WHAT IS ASKED - Transcribe all the records with complete accuracy.

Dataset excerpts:
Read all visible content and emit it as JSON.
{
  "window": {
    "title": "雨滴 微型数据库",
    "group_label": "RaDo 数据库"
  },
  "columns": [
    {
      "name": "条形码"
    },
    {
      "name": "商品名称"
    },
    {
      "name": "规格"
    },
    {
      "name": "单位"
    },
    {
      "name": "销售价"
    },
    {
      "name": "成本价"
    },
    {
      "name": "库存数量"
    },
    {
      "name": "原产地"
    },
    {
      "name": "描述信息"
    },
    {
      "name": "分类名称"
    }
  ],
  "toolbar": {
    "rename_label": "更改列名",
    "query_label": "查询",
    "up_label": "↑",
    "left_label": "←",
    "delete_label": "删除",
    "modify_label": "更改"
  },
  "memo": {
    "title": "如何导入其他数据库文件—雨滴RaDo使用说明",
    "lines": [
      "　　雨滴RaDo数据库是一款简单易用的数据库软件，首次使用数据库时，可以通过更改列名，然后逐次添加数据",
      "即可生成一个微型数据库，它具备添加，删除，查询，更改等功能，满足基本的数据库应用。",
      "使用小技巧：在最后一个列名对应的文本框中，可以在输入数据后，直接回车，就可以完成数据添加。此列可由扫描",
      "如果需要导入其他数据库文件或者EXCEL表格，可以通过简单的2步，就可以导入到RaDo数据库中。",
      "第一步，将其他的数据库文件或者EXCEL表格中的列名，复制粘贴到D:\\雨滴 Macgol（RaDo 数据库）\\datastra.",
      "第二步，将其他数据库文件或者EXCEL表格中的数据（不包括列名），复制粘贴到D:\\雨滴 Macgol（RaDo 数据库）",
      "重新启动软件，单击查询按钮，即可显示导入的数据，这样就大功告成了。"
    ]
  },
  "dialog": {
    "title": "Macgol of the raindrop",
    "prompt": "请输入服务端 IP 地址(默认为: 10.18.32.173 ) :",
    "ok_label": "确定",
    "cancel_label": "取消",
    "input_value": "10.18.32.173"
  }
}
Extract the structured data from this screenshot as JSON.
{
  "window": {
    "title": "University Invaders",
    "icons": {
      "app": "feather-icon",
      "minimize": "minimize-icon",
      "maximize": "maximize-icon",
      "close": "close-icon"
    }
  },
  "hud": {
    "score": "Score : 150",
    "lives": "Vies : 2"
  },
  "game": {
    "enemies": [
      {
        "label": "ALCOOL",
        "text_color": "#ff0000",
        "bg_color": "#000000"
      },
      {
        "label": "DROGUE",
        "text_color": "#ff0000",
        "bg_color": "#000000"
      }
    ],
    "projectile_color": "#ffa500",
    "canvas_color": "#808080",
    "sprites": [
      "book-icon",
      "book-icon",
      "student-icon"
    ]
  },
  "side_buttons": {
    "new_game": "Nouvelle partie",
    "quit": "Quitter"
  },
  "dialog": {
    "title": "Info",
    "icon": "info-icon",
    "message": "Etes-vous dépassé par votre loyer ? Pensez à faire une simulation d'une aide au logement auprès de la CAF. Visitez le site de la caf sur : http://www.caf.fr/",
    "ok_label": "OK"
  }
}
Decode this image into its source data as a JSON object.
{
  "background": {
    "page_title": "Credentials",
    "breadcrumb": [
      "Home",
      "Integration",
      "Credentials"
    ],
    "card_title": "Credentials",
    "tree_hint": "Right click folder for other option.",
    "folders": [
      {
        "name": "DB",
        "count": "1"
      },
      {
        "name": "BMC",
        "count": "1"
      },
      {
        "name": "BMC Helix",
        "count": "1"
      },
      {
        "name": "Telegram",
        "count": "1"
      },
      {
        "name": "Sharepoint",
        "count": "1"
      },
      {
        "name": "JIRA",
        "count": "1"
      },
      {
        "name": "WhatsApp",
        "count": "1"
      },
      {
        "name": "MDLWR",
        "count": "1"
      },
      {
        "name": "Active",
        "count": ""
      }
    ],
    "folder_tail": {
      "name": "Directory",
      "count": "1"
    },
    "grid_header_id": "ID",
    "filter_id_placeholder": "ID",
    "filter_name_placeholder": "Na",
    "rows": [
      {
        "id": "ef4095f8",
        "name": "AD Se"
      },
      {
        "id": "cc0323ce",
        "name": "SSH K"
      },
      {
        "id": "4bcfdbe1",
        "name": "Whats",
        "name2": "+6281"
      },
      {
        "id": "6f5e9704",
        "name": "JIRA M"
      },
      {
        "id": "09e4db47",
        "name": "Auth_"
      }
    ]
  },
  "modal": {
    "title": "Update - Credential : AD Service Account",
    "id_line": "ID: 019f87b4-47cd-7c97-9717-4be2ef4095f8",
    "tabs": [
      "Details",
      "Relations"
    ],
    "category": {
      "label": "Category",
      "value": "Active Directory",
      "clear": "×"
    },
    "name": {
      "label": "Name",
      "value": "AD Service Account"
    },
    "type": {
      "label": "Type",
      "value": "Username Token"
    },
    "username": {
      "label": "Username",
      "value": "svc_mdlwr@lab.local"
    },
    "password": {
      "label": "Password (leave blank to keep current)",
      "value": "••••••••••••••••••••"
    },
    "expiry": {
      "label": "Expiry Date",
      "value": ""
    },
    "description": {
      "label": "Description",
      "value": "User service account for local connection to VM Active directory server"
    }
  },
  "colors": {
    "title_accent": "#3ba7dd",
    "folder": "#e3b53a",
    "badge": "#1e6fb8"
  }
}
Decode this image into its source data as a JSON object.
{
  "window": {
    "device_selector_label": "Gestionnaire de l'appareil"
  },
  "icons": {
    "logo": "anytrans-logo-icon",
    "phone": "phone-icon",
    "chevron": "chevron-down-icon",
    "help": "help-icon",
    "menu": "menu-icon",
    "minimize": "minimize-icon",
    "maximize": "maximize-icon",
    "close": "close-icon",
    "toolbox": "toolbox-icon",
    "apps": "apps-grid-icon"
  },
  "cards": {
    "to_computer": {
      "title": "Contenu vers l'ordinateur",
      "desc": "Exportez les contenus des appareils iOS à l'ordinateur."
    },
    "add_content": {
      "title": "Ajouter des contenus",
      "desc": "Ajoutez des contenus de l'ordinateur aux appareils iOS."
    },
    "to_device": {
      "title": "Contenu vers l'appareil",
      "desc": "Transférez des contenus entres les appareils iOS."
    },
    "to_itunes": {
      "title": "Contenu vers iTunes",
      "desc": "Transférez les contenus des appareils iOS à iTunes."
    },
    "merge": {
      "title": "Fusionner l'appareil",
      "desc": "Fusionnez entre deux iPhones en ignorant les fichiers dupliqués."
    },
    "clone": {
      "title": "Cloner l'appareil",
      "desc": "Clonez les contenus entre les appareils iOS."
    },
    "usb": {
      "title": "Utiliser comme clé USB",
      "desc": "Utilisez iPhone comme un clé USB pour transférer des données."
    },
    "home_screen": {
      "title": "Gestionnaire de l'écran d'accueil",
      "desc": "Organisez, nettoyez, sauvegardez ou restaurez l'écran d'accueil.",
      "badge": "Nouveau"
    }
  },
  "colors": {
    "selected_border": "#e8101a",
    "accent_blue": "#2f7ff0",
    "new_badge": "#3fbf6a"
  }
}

REPLY -
Read all visible content and emit it as JSON.
{
  "window": {
    "title": "雨滴 微型数据库",
    "group_label": "RaDo 数据库"
  },
  "columns": [
    {
      "name": "条形码"
    },
    {
      "name": "商品名称"
    },
    {
      "name": "规格"
    },
    {
      "name": "单位"
    },
    {
      "name": "销售价"
    },
    {
      "name": "成本价"
    },
    {
      "name": "库存数量"
    },
    {
      "name": "原产地"
    },
    {
      "name": "描述信息"
    },
    {
      "name": "分类名称"
    }
  ],
  "toolbar": {
    "rename_label": "更改列名",
    "query_label": "查询",
    "up_label": "↑",
    "left_label": "←",
    "delete_label": "删除",
    "modify_label": "更改"
  },
  "memo": {
    "title": "如何导入其他数据库文件—雨滴RaDo使用说明",
    "lines": [
      "　　雨滴RaDo数据库是一款简单易用的数据库软件，首次使用数据库时，可以通过更改列名，然后逐次添加数据",
      "即可生成一个微型数据库，它具备添加，删除，查询，更改等功能，满足基本的数据库应用。",
      "使用小技巧：在最后一个列名对应的文本框中，可以在输入数据后，直接回车，就可以完成数据添加。此列可由扫描",
      "如果需要导入其他数据库文件或者EXCEL表格，可以通过简单的2步，就可以导入到RaDo数据库中。",
      "第一步，将其他的数据库文件或者EXCEL表格中的列名，复制粘贴到D:\\雨滴 Macgol（RaDo 数据库）\\datastra.",
      "第二步，将其他数据库文件或者EXCEL表格中的数据（不包括列名），复制粘贴到D:\\雨滴 Macgol（RaDo 数据库）",
      "重新启动软件，单击查询按钮，即可显示导入的数据，这样就大功告成了。"
    ]
  },
  "dialog": {
    "title": "Macgol of the raindrop",
    "prompt": "请输入服务端 IP 地址(默认为: 10.18.32.173 ) :",
    "ok_label": "确定",
    "cancel_label": "取消",
    "input_value": "10.18.32.173"
  }
}
Extract the structured data from this screenshot as JSON.
{
  "window": {
    "title": "University Invaders",
    "icons": {
      "app": "feather-icon",
      "minimize": "minimize-icon",
      "maximize": "maximize-icon",
      "close": "close-icon"
    }
  },
  "hud": {
    "score": "Score : 150",
    "lives": "Vies : 2"
  },
  "game": {
    "enemies": [
      {
        "label": "ALCOOL",
        "text_color": "#ff0000",
        "bg_color": "#000000"
      },
      {
        "label": "DROGUE",
        "text_color": "#ff0000",
        "bg_color": "#000000"
      }
    ],
    "projectile_color": "#ffa500",
    "canvas_color": "#808080",
    "sprites": [
      "book-icon",
      "book-icon",
      "student-icon"
    ]
  },
  "side_buttons": {
    "new_game": "Nouvelle partie",
    "quit": "Quitter"
  },
  "dialog": {
    "title": "Info",
    "icon": "info-icon",
    "message": "Etes-vous dépassé par votre loyer ? Pensez à faire une simulation d'une aide au logement auprès de la CAF. Visitez le site de la caf sur : http://www.caf.fr/",
    "ok_label": "OK"
  }
}
Decode this image into its source data as a JSON object.
{
  "background": {
    "page_title": "Credentials",
    "breadcrumb": [
      "Home",
      "Integration",
      "Credentials"
    ],
    "card_title": "Credentials",
    "tree_hint": "Right click folder for other option.",
    "folders": [
      {
        "name": "DB",
        "count": "1"
      },
      {
        "name": "BMC",
        "count": "1"
      },
      {
        "name": "BMC Helix",
        "count": "1"
      },
      {
        "name": "Telegram",
        "count": "1"
      },
      {
        "name": "Sharepoint",
        "count": "1"
      },
      {
        "name": "JIRA",
        "count": "1"
      },
      {
        "name": "WhatsApp",
        "count": "1"
      },
      {
        "name": "MDLWR",
        "count": "1"
      },
      {
        "name": "Active",
        "count": ""
      }
    ],
    "folder_tail": {
      "name": "Directory",
      "count": "1"
    },
    "grid_header_id": "ID",
    "filter_id_placeholder": "ID",
    "filter_name_placeholder": "Na",
    "rows": [
      {
        "id": "ef4095f8",
        "name": "AD Se"
      },
      {
        "id": "cc0323ce",
        "name": "SSH K"
      },
      {
        "id": "4bcfdbe1",
        "name": "Whats",
        "name2": "+6281"
      },
      {
        "id": "6f5e9704",
        "name": "JIRA M"
      },
      {
        "id": "09e4db47",
        "name": "Auth_"
      }
    ]
  },
  "modal": {
    "title": "Update - Credential : AD Service Account",
    "id_line": "ID: 019f87b4-47cd-7c97-9717-4be2ef4095f8",
    "tabs": [
      "Details",
      "Relations"
    ],
    "category": {
      "label": "Category",
      "value": "Active Directory",
      "clear": "×"
    },
    "name": {
      "label": "Name",
      "value": "AD Service Account"
    },
    "type": {
      "label": "Type",
      "value": "Username Token"
    },
    "username": {
      "label": "Username",
      "value": "svc_mdlwr@lab.local"
    },
    "password": {
      "label": "Password (leave blank to keep current)",
      "value": "••••••••••••••••••••"
    },
    "expiry": {
      "label": "Expiry Date",
      "value": ""
    },
    "description": {
      "label": "Description",
      "value": "User service account for local connection to VM Active directory server"
    }
  },
  "colors": {
    "title_accent": "#3ba7dd",
    "folder": "#e3b53a",
    "badge": "#1e6fb8"
  }
}
Decode this image into its source data as a JSON object.
{
  "window": {
    "device_selector_label": "Gestionnaire de l'appareil"
  },
  "icons": {
    "logo": "anytrans-logo-icon",
    "phone": "phone-icon",
    "chevron": "chevron-down-icon",
    "help": "help-icon",
    "menu": "menu-icon",
    "minimize": "minimize-icon",
    "maximize": "maximize-icon",
    "close": "close-icon",
    "toolbox": "toolbox-icon",
    "apps": "apps-grid-icon"
  },
  "cards": {
    "to_computer": {
      "title": "Contenu vers l'ordinateur",
      "desc": "Exportez les contenus des appareils iOS à l'ordinateur."
    },
    "add_content": {
      "title": "Ajouter des contenus",
      "desc": "Ajoutez des contenus de l'ordinateur aux appareils iOS."
    },
    "to_device": {
      "title": "Contenu vers l'appareil",
      "desc": "Transférez des contenus entres les appareils iOS."
    },
    "to_itunes": {
      "title": "Contenu vers iTunes",
      "desc": "Transférez les contenus des appareils iOS à iTunes."
    },
    "merge": {
      "title": "Fusionner l'appareil",
      "desc": "Fusionnez entre deux iPhones en ignorant les fichiers dupliqués."
    },
    "clone": {
      "title": "Cloner l'appareil",
      "desc": "Clonez les contenus entre les appareils iOS."
    },
    "usb": {
      "title": "Utiliser comme clé USB",
      "desc": "Utilisez iPhone comme un clé USB pour transférer des données."
    },
    "home_screen": {
      "title": "Gestionnaire de l'écran d'accueil",
      "desc": "Organisez, nettoyez, sauvegardez ou restaurez l'écran d'accueil.",
      "badge": "Nouveau"
    }
  },
  "colors": {
    "selected_border": "#e8101a",
    "accent_blue": "#2f7ff0",
    "new_badge": "#3fbf6a"
  }
}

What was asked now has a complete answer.